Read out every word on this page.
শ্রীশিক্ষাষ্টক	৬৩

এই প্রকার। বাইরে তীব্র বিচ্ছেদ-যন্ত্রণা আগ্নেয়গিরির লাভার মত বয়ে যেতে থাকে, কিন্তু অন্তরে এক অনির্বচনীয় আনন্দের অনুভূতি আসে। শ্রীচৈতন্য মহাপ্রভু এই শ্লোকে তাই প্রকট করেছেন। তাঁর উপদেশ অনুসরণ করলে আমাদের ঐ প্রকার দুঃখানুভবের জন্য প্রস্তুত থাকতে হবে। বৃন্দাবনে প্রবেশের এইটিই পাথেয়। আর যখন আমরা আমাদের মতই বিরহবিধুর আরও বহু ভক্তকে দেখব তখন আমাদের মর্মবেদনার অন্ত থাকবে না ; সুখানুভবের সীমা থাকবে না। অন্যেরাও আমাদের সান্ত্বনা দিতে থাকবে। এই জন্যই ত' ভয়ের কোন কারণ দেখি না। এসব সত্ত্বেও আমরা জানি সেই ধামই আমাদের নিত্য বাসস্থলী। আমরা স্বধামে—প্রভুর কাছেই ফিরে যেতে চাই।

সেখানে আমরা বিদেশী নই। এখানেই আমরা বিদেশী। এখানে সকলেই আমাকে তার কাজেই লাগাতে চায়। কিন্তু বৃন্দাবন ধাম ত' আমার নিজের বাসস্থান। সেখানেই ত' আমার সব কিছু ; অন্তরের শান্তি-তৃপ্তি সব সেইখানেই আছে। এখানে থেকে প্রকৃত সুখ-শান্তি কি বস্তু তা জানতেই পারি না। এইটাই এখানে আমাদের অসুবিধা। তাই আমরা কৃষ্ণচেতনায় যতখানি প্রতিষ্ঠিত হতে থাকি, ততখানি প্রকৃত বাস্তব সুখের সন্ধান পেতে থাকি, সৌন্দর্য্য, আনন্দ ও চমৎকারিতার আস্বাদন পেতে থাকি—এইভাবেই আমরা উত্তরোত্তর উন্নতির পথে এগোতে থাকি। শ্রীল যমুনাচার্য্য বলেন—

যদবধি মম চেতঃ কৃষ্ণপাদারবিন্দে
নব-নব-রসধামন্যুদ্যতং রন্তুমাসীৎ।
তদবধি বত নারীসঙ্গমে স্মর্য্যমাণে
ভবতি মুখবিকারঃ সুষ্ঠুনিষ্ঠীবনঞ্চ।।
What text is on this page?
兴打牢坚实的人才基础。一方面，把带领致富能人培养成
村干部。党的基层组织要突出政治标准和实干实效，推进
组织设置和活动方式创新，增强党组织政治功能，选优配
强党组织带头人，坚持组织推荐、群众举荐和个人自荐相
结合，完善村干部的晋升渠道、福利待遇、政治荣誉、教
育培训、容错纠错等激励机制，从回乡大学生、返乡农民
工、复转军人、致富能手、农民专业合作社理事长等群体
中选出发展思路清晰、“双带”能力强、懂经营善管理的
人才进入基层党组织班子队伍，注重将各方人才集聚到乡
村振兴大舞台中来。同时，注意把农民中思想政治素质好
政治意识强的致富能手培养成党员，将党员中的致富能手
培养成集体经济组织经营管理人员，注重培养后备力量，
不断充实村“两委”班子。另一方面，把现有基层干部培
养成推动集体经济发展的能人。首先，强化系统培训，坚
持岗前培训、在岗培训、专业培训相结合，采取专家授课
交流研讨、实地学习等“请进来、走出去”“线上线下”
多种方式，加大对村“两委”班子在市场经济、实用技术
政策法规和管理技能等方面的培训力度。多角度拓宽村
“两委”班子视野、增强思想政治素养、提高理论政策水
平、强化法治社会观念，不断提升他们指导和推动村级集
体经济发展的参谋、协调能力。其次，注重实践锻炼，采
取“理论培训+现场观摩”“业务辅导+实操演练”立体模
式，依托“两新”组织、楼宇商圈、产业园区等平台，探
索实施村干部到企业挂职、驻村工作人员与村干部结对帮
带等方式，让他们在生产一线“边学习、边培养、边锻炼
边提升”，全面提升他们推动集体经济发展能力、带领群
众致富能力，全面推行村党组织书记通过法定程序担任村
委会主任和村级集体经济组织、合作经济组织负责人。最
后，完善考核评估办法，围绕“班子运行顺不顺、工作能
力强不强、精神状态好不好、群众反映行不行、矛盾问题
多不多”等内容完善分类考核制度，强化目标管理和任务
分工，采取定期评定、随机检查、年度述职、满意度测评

| Short exercise |
Across the entries, how many lines hold the word "page"? Say only the number.

| Expected output |
2